** AIM OF THE TASK **
Reproduce the listing word for word. Skip any image.

** SOURCE RECORDS **
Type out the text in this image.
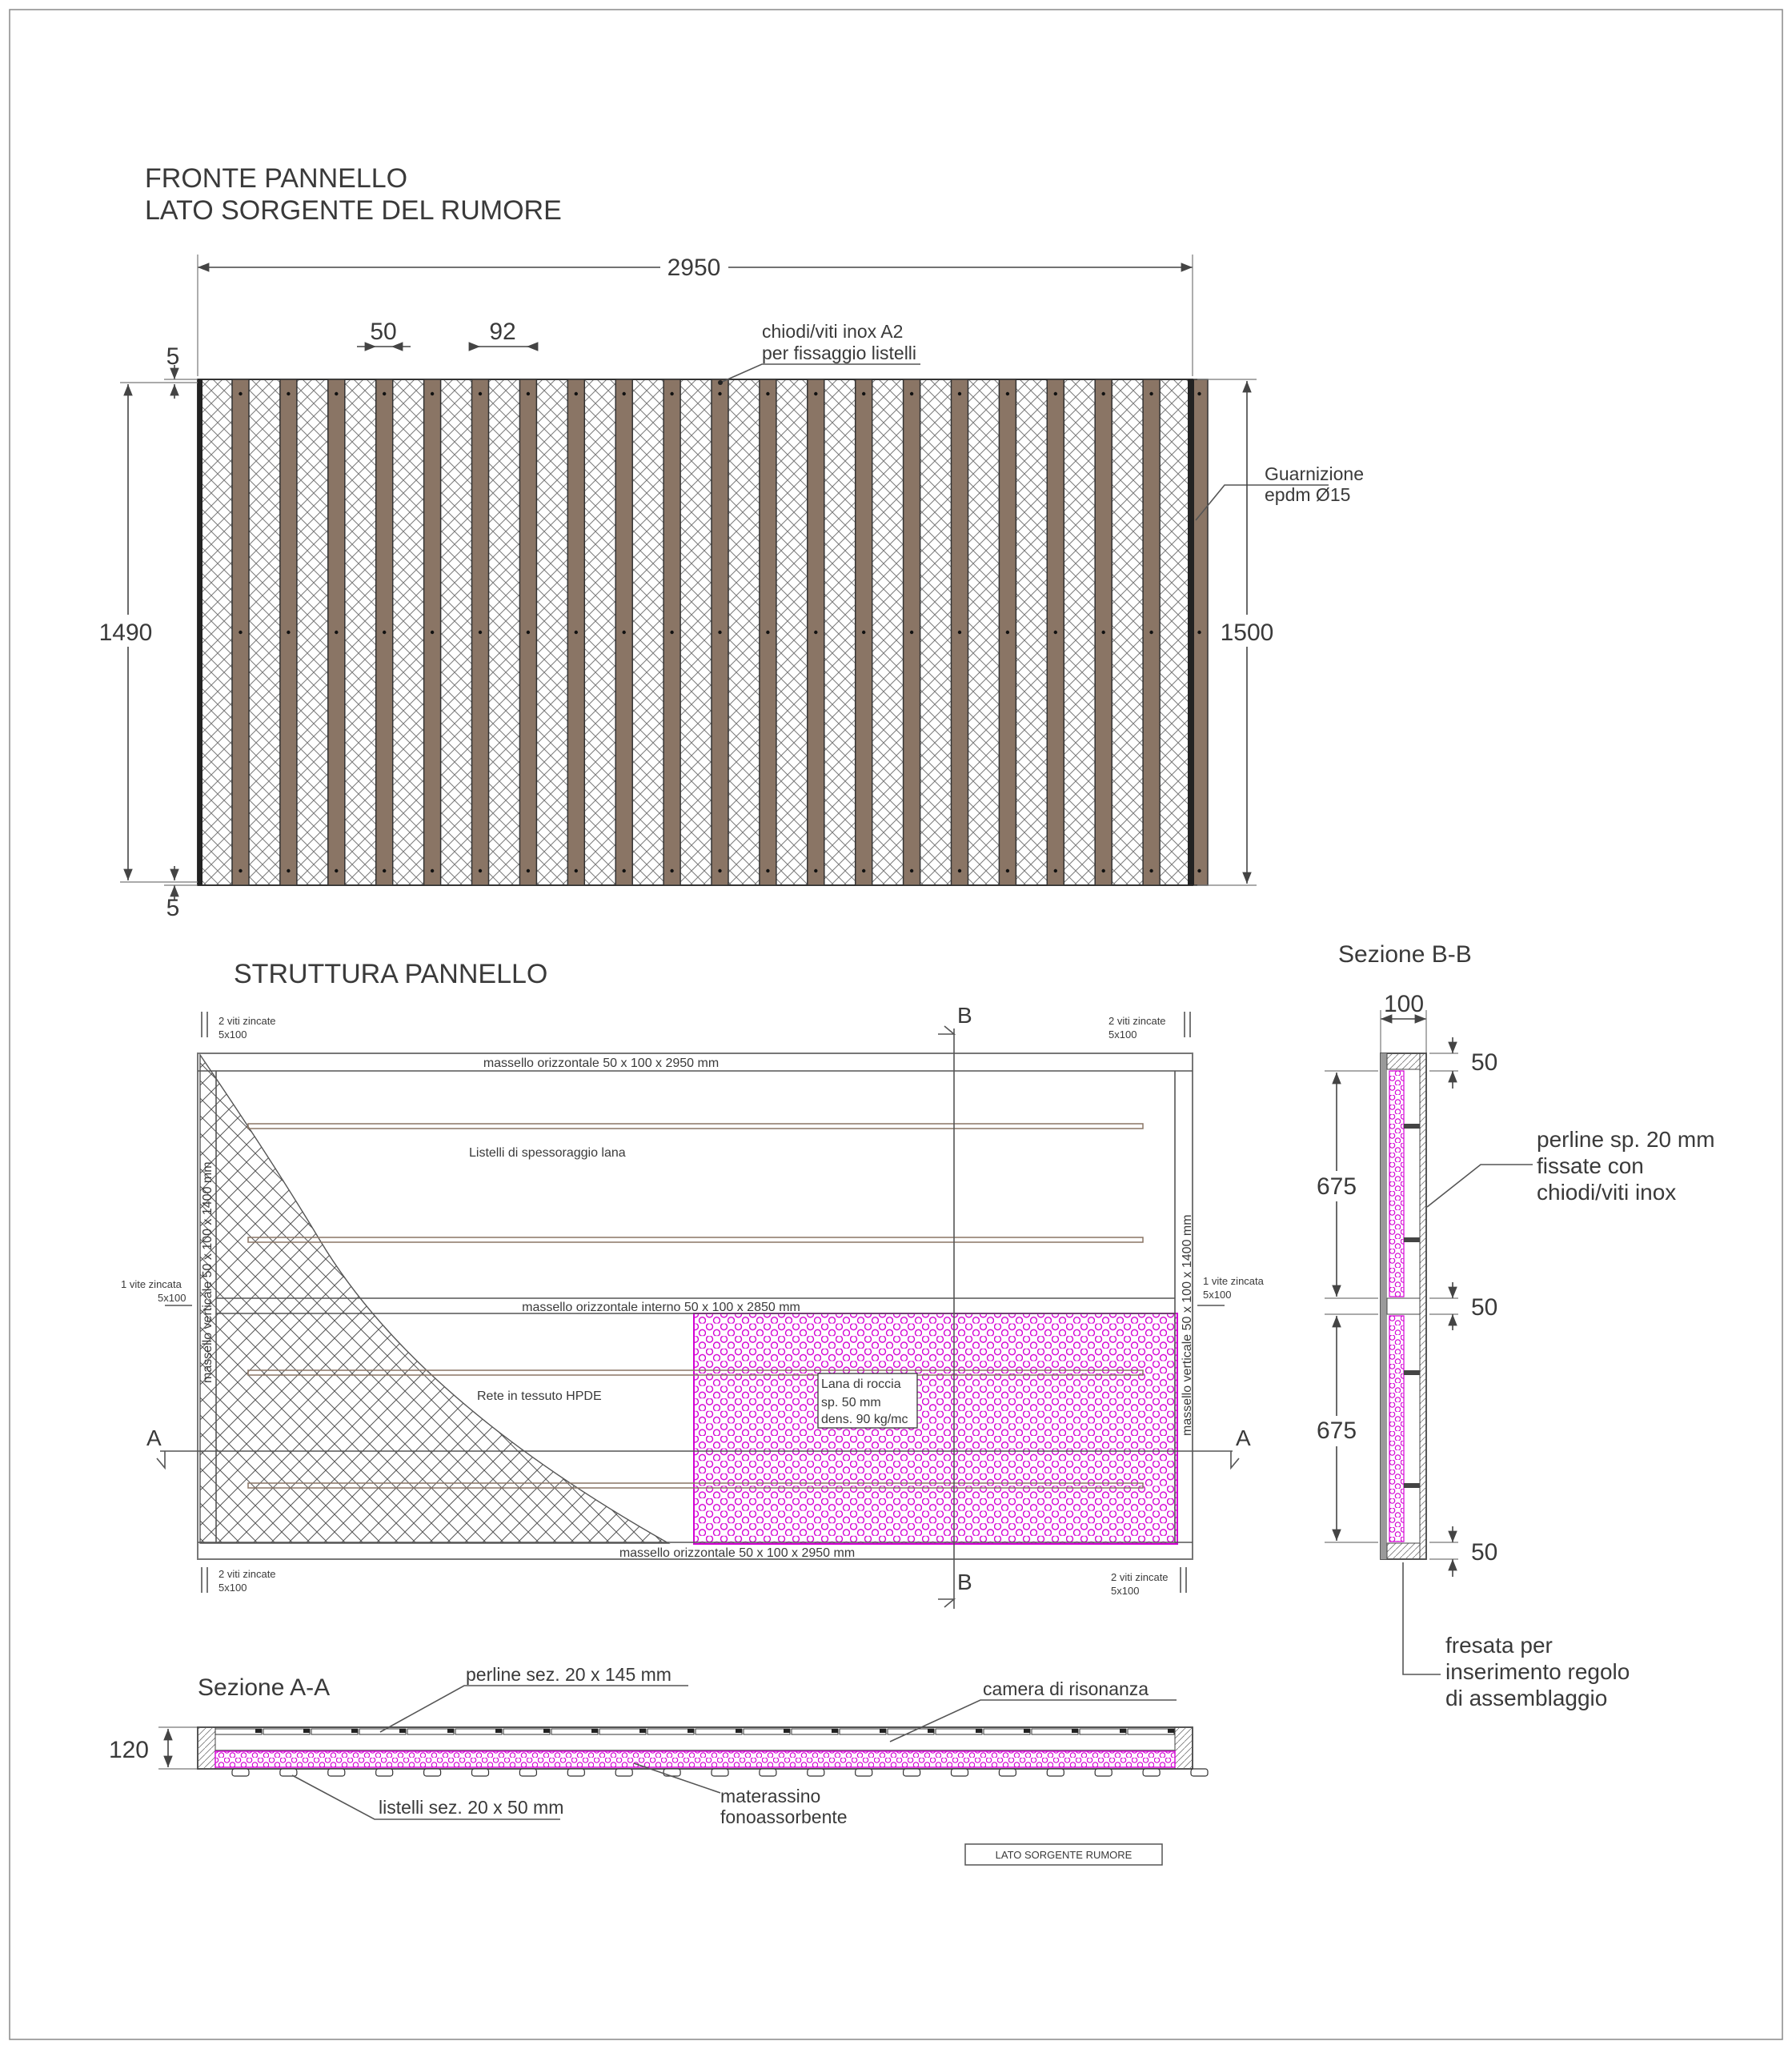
FRONTE PANNELLO
LATO SORGENTE DEL RUMORE
2950
50	92	chiodi/viti inox A2
per fissaggio listelli
Guarnizione
epdm Ø15
1490
5
5
1500
STRUTTURA PANNELLO
massello orizzontale 50 x 100 x 2950 mm
massello orizzontale interno 50 x 100 x 2850 mm
massello orizzontale 50 x 100 x 2950 mm
Listelli di spessoraggio lana
Rete in tessuto HPDE
massello verticale 50 x 100 x 1400 mm	massello verticale 50 x 100 x 1400 mm
Lana di roccia
sp. 50 mm
dens. 90 kg/mc
B
B
A	A
2 viti zincate
5x100
2 viti zincate
5x100
2 viti zincate
5x100
2 viti zincate
5x100
1 vite zincata
5x100
1 vite zincata
5x100
Sezione B-B
100
50
50
50
675
675
perline sp. 20 mm
fissate con
chiodi/viti inox
fresata per
inserimento regolo
di assemblaggio
Sezione A-A
120
perline sez. 20 x 145 mm
camera di risonanza
listelli sez. 20 x 50 mm
materassino
fonoassorbente
LATO SORGENTE RUMORE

** ANSWER TO THE TASK **
Type out the text in this image.
FRONTE PANNELLO
LATO SORGENTE DEL RUMORE
2950
50	92	chiodi/viti inox A2
per fissaggio listelli
Guarnizione
epdm Ø15
1490
5
5
1500
STRUTTURA PANNELLO
massello orizzontale 50 x 100 x 2950 mm
massello orizzontale interno 50 x 100 x 2850 mm
massello orizzontale 50 x 100 x 2950 mm
Listelli di spessoraggio lana
Rete in tessuto HPDE
massello verticale 50 x 100 x 1400 mm	massello verticale 50 x 100 x 1400 mm
Lana di roccia
sp. 50 mm
dens. 90 kg/mc
B
B
A	A
2 viti zincate
5x100
2 viti zincate
5x100
2 viti zincate
5x100
2 viti zincate
5x100
1 vite zincata
5x100
1 vite zincata
5x100
Sezione B-B
100
50
50
50
675
675
perline sp. 20 mm
fissate con
chiodi/viti inox
fresata per
inserimento regolo
di assemblaggio
Sezione A-A
120
perline sez. 20 x 145 mm
camera di risonanza
listelli sez. 20 x 50 mm
materassino
fonoassorbente
LATO SORGENTE RUMORE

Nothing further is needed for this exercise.